[START OF The data]
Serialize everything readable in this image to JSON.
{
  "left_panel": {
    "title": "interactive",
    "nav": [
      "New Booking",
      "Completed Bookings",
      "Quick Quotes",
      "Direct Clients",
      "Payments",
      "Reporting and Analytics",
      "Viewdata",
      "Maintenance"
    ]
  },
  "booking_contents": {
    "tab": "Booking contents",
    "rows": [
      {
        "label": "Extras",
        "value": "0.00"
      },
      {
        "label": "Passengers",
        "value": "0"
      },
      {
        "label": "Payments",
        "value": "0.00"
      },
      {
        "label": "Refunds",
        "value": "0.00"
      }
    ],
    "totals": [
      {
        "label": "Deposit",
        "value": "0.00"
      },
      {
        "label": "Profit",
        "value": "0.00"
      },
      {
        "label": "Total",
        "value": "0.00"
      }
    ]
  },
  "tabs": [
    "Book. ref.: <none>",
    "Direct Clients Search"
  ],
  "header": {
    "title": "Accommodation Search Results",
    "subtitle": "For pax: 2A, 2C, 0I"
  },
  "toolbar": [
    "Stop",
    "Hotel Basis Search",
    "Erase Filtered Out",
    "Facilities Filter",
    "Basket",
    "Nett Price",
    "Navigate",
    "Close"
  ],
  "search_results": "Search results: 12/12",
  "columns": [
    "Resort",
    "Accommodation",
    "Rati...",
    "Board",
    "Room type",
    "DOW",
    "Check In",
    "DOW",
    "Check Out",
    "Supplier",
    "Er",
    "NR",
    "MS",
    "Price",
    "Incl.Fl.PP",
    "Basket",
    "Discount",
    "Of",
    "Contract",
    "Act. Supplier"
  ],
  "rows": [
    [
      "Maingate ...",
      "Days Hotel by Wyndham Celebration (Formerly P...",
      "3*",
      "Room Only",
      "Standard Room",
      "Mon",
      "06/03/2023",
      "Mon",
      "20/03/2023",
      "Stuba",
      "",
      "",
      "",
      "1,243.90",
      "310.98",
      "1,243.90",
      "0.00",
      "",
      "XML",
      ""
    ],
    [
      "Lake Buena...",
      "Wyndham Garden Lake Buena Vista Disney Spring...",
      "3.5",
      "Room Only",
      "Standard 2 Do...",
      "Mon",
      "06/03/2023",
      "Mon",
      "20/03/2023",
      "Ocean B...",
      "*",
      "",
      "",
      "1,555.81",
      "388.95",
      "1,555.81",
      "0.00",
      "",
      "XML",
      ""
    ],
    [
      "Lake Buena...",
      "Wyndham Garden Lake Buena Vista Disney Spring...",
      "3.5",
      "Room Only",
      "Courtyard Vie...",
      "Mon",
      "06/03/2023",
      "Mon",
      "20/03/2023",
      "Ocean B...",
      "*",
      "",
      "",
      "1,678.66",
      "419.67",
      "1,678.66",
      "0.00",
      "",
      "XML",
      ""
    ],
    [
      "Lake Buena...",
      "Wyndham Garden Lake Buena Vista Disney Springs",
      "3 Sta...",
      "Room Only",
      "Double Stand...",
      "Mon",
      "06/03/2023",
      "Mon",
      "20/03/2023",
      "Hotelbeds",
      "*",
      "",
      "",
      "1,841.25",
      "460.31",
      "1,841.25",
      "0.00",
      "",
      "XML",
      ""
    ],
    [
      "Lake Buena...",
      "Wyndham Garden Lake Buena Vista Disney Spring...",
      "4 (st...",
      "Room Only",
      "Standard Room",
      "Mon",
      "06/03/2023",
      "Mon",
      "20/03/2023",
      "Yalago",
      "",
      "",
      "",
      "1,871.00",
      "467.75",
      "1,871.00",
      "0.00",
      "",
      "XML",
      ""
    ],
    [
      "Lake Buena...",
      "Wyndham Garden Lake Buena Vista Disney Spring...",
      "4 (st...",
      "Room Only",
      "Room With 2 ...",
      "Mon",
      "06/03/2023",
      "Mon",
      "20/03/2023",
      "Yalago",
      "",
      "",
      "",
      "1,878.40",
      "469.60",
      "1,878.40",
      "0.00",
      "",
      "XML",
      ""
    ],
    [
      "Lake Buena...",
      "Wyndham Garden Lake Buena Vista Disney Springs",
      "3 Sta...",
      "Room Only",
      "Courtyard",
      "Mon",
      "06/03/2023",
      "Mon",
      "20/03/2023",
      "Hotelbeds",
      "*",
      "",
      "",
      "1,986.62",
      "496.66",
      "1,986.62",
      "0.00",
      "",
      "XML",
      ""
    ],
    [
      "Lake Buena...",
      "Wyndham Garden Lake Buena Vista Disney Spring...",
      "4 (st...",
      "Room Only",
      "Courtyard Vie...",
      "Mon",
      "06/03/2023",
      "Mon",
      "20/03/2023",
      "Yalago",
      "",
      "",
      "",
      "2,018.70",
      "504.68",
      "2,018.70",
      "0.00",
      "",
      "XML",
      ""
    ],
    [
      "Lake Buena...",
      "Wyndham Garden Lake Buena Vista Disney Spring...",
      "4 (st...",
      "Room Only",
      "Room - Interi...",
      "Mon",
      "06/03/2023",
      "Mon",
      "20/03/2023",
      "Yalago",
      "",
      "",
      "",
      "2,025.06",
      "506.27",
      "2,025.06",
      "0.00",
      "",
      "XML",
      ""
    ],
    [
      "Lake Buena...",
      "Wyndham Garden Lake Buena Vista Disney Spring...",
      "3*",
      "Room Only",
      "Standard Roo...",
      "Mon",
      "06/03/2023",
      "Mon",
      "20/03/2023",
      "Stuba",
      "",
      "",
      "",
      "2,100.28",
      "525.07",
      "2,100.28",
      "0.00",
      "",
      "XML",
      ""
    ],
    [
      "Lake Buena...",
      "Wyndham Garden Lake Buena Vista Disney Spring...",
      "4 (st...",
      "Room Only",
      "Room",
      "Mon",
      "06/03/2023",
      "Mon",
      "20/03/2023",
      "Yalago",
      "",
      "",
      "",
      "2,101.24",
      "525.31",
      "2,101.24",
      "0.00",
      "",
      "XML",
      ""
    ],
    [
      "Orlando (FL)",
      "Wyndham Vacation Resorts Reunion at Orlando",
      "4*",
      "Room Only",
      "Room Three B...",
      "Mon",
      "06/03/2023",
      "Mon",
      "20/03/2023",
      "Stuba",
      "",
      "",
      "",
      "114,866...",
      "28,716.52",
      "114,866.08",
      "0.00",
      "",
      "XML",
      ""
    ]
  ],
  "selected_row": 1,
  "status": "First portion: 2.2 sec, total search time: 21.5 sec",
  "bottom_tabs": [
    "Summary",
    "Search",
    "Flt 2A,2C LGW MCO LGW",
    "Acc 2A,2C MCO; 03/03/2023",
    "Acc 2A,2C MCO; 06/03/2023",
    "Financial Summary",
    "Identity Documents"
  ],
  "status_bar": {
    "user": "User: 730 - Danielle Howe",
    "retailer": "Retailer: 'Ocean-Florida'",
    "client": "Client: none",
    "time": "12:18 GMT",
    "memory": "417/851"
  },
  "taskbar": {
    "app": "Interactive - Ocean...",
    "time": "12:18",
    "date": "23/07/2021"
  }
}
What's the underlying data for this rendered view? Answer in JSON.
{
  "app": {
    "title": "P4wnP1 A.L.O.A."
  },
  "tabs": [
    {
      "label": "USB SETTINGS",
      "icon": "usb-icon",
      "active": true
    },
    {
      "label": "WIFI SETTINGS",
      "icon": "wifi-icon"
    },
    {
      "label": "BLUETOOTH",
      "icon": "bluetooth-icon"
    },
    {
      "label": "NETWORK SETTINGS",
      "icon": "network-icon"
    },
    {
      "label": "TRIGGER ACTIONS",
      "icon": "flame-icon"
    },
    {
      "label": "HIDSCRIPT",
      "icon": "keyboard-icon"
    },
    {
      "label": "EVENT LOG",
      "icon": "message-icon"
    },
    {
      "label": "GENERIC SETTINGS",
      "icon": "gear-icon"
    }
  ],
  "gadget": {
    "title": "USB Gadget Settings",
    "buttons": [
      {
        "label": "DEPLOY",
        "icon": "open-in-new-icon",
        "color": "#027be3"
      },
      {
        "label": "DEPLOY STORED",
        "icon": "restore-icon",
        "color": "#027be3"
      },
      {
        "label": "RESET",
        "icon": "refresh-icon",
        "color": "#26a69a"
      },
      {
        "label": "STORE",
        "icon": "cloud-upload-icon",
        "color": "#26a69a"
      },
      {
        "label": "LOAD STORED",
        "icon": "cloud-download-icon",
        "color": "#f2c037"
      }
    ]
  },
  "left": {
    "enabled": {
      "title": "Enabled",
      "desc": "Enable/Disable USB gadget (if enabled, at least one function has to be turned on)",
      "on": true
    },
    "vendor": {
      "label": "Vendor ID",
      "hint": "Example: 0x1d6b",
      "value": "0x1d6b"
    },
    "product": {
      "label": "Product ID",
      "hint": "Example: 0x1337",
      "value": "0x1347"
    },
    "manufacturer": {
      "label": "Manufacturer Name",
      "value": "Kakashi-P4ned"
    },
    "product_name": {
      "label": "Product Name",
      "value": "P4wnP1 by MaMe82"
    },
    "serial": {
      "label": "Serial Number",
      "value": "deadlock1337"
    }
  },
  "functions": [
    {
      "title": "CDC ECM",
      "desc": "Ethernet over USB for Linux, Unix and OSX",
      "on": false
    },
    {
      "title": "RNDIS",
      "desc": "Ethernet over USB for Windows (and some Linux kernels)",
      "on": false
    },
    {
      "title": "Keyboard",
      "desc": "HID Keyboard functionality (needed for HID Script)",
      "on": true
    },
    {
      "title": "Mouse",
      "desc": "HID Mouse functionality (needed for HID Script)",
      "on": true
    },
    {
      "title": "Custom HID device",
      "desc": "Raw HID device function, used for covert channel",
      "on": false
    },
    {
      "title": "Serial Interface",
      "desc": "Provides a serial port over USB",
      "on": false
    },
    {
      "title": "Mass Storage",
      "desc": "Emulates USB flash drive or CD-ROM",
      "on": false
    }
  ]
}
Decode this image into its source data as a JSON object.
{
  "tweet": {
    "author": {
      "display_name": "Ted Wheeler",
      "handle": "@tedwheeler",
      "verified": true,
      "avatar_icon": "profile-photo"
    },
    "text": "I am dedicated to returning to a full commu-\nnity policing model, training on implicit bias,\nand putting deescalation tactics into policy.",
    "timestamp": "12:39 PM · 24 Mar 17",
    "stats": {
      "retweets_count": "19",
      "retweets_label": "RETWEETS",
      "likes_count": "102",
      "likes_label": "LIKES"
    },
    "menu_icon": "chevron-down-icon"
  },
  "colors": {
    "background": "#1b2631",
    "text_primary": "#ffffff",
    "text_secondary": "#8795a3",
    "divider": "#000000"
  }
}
[END OF The data]
Problem statement:
Return every line from the one holding "Decode this image" through the end of the data, exactly as it appears, with both ends kept and nothing else.

Response:
Decode this image into its source data as a JSON object.
{
  "tweet": {
    "author": {
      "display_name": "Ted Wheeler",
      "handle": "@tedwheeler",
      "verified": true,
      "avatar_icon": "profile-photo"
    },
    "text": "I am dedicated to returning to a full commu-\nnity policing model, training on implicit bias,\nand putting deescalation tactics into policy.",
    "timestamp": "12:39 PM · 24 Mar 17",
    "stats": {
      "retweets_count": "19",
      "retweets_label": "RETWEETS",
      "likes_count": "102",
      "likes_label": "LIKES"
    },
    "menu_icon": "chevron-down-icon"
  },
  "colors": {
    "background": "#1b2631",
    "text_primary": "#ffffff",
    "text_secondary": "#8795a3",
    "divider": "#000000"
  }
}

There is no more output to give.